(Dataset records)
┄┄┄┄┄┄
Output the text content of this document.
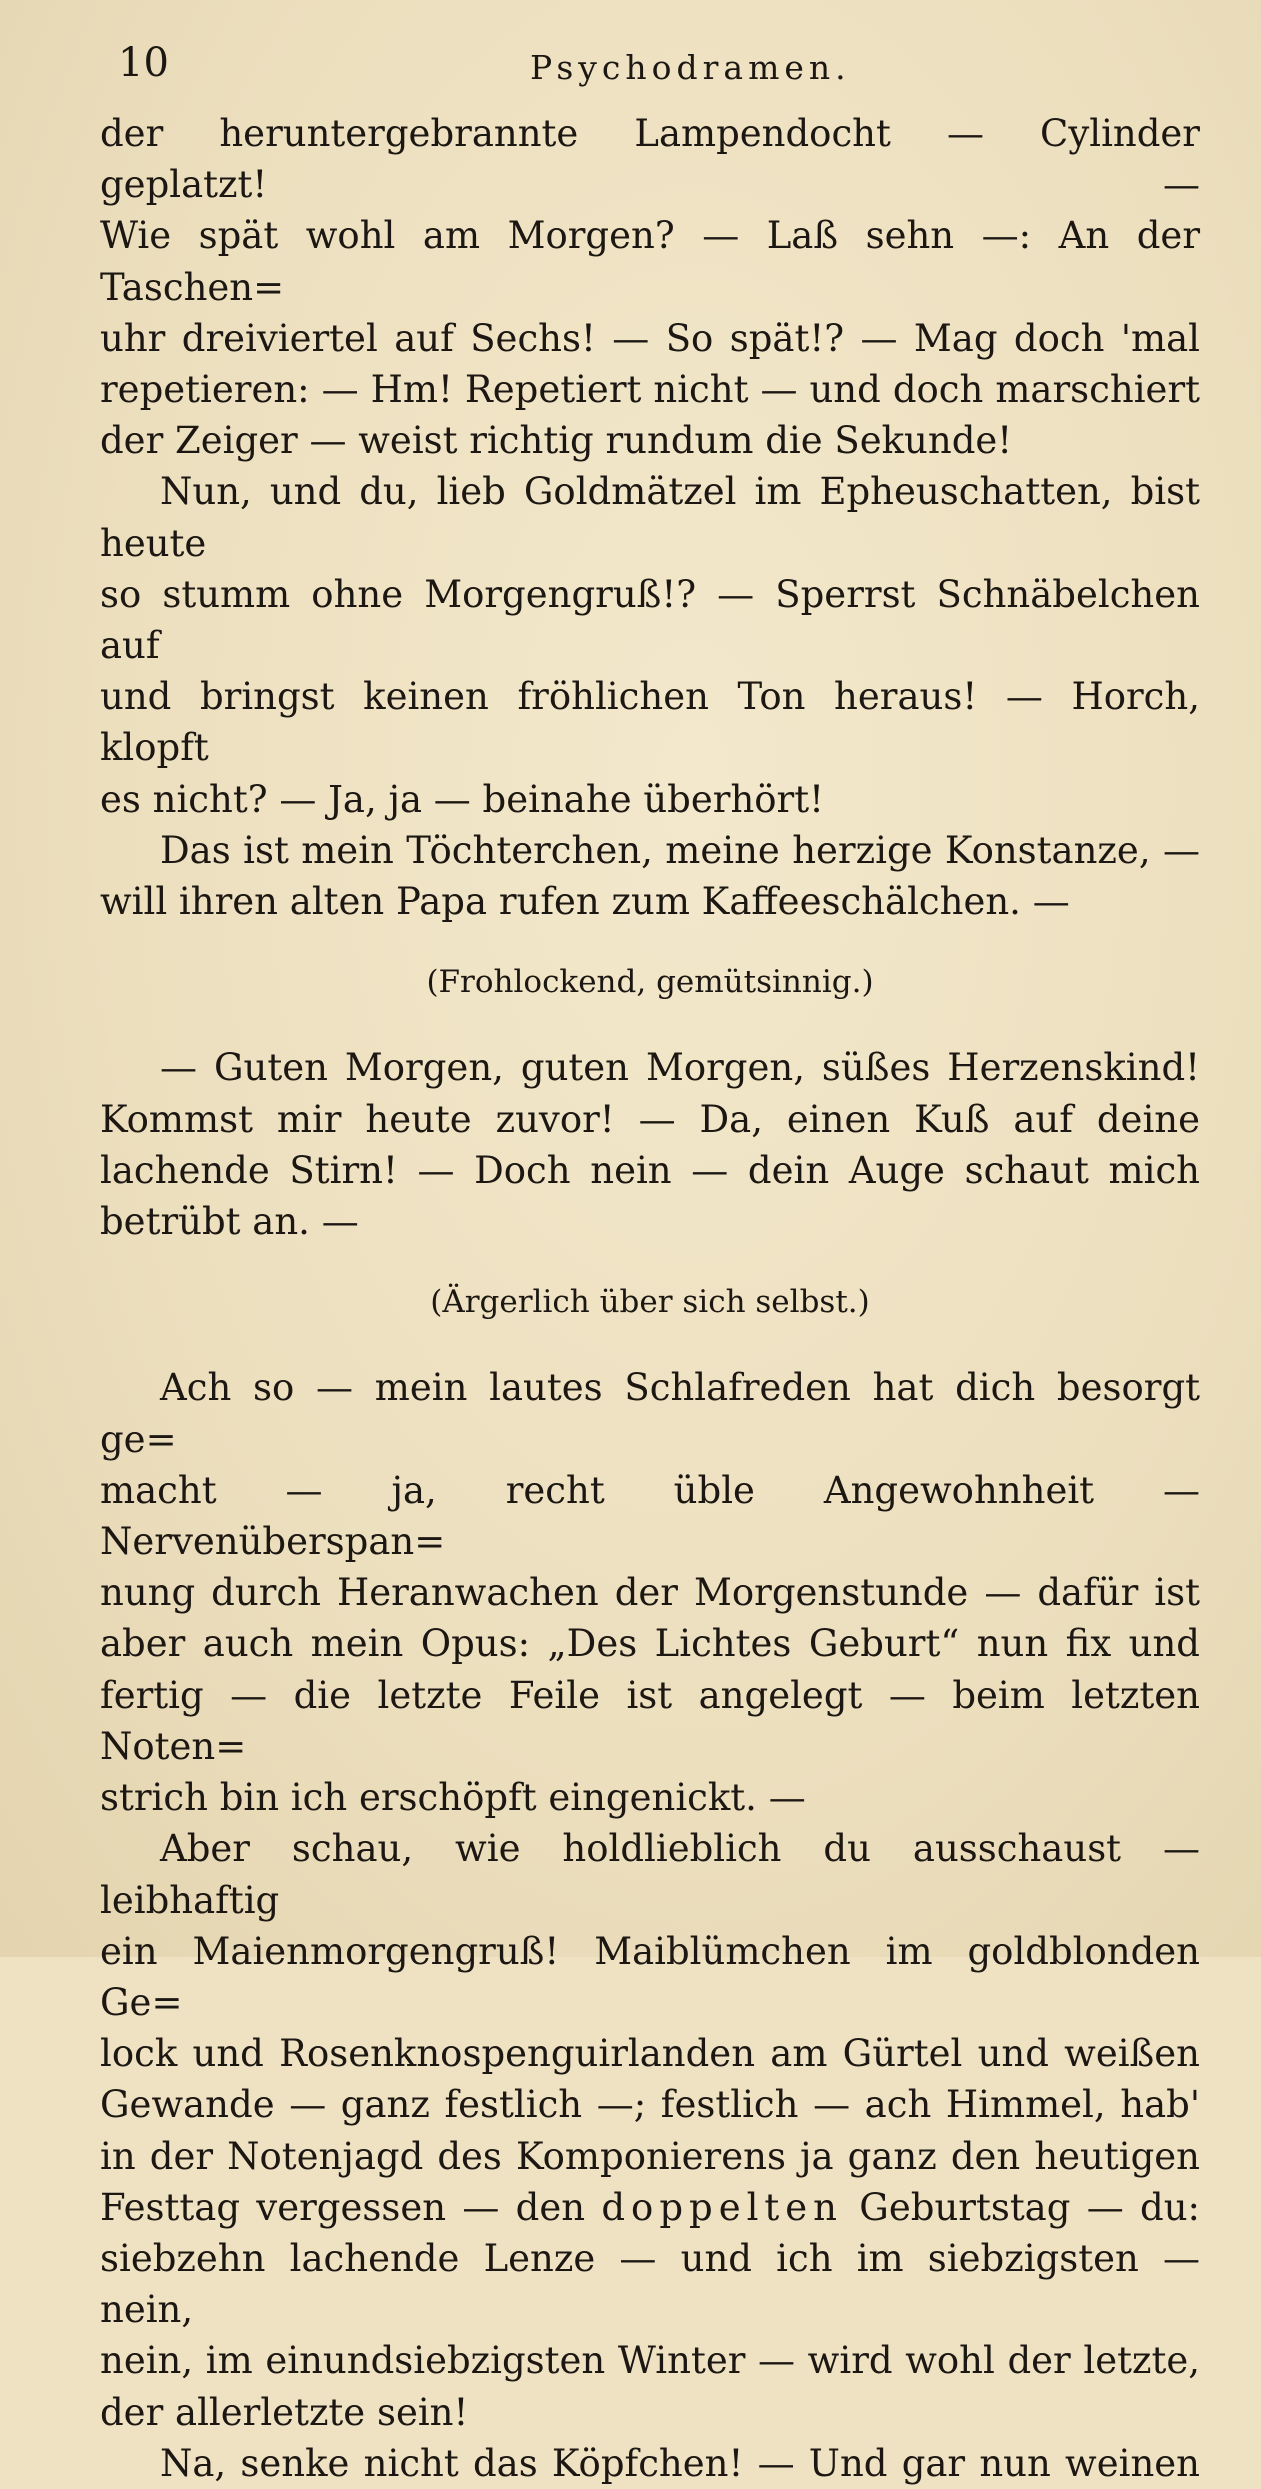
10	Psychodramen.

der heruntergebrannte Lampendocht — Cylinder geplatzt! —

Wie spät wohl am Morgen? — Laß sehn —: An der Taschen=

uhr dreiviertel auf Sechs! — So spät!? — Mag doch 'mal

repetieren: — Hm! Repetiert nicht — und doch marschiert

der Zeiger — weist richtig rundum die Sekunde!

Nun, und du, lieb Goldmätzel im Epheuschatten, bist heute

so stumm ohne Morgengruß!? — Sperrst Schnäbelchen auf

und bringst keinen fröhlichen Ton heraus! — Horch, klopft

es nicht? — Ja, ja — beinahe überhört!

Das ist mein Töchterchen, meine herzige Konstanze, —

will ihren alten Papa rufen zum Kaffeeschälchen. —

(Frohlockend, gemütsinnig.)

— Guten Morgen, guten Morgen, süßes Herzenskind!

Kommst mir heute zuvor! — Da, einen Kuß auf deine

lachende Stirn! — Doch nein — dein Auge schaut mich

betrübt an. —

(Ärgerlich über sich selbst.)

Ach so — mein lautes Schlafreden hat dich besorgt ge=

macht — ja, recht üble Angewohnheit — Nervenüberspan=

nung durch Heranwachen der Morgenstunde — dafür ist

aber auch mein Opus: „Des Lichtes Geburt“ nun fix und

fertig — die letzte Feile ist angelegt — beim letzten Noten=

strich bin ich erschöpft eingenickt. —

Aber schau, wie holdlieblich du ausschaust — leibhaftig

ein Maienmorgengruß! Maiblümchen im goldblonden Ge=

lock und Rosenknospenguirlanden am Gürtel und weißen

Gewande — ganz festlich —; festlich — ach Himmel, hab'

in der Notenjagd des Komponierens ja ganz den heutigen

Festtag vergessen — den doppelten Geburtstag — du:

siebzehn lachende Lenze — und ich im siebzigsten — nein,

nein, im einundsiebzigsten Winter — wird wohl der letzte,

der allerletzte sein!

Na, senke nicht das Köpfchen! — Und gar nun weinen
┄┄┄┄┄┄
Given task —
Leave the pictures out and reproduce each record exactly as written.

Reply to the exercise —
Output the text content of this document.
10	Psychodramen.

der heruntergebrannte Lampendocht — Cylinder geplatzt! —

Wie spät wohl am Morgen? — Laß sehn —: An der Taschen=

uhr dreiviertel auf Sechs! — So spät!? — Mag doch 'mal

repetieren: — Hm! Repetiert nicht — und doch marschiert

der Zeiger — weist richtig rundum die Sekunde!

Nun, und du, lieb Goldmätzel im Epheuschatten, bist heute

so stumm ohne Morgengruß!? — Sperrst Schnäbelchen auf

und bringst keinen fröhlichen Ton heraus! — Horch, klopft

es nicht? — Ja, ja — beinahe überhört!

Das ist mein Töchterchen, meine herzige Konstanze, —

will ihren alten Papa rufen zum Kaffeeschälchen. —

(Frohlockend, gemütsinnig.)

— Guten Morgen, guten Morgen, süßes Herzenskind!

Kommst mir heute zuvor! — Da, einen Kuß auf deine

lachende Stirn! — Doch nein — dein Auge schaut mich

betrübt an. —

(Ärgerlich über sich selbst.)

Ach so — mein lautes Schlafreden hat dich besorgt ge=

macht — ja, recht üble Angewohnheit — Nervenüberspan=

nung durch Heranwachen der Morgenstunde — dafür ist

aber auch mein Opus: „Des Lichtes Geburt“ nun fix und

fertig — die letzte Feile ist angelegt — beim letzten Noten=

strich bin ich erschöpft eingenickt. —

Aber schau, wie holdlieblich du ausschaust — leibhaftig

ein Maienmorgengruß! Maiblümchen im goldblonden Ge=

lock und Rosenknospenguirlanden am Gürtel und weißen

Gewande — ganz festlich —; festlich — ach Himmel, hab'

in der Notenjagd des Komponierens ja ganz den heutigen

Festtag vergessen — den doppelten Geburtstag — du:

siebzehn lachende Lenze — und ich im siebzigsten — nein,

nein, im einundsiebzigsten Winter — wird wohl der letzte,

der allerletzte sein!

Na, senke nicht das Köpfchen! — Und gar nun weinen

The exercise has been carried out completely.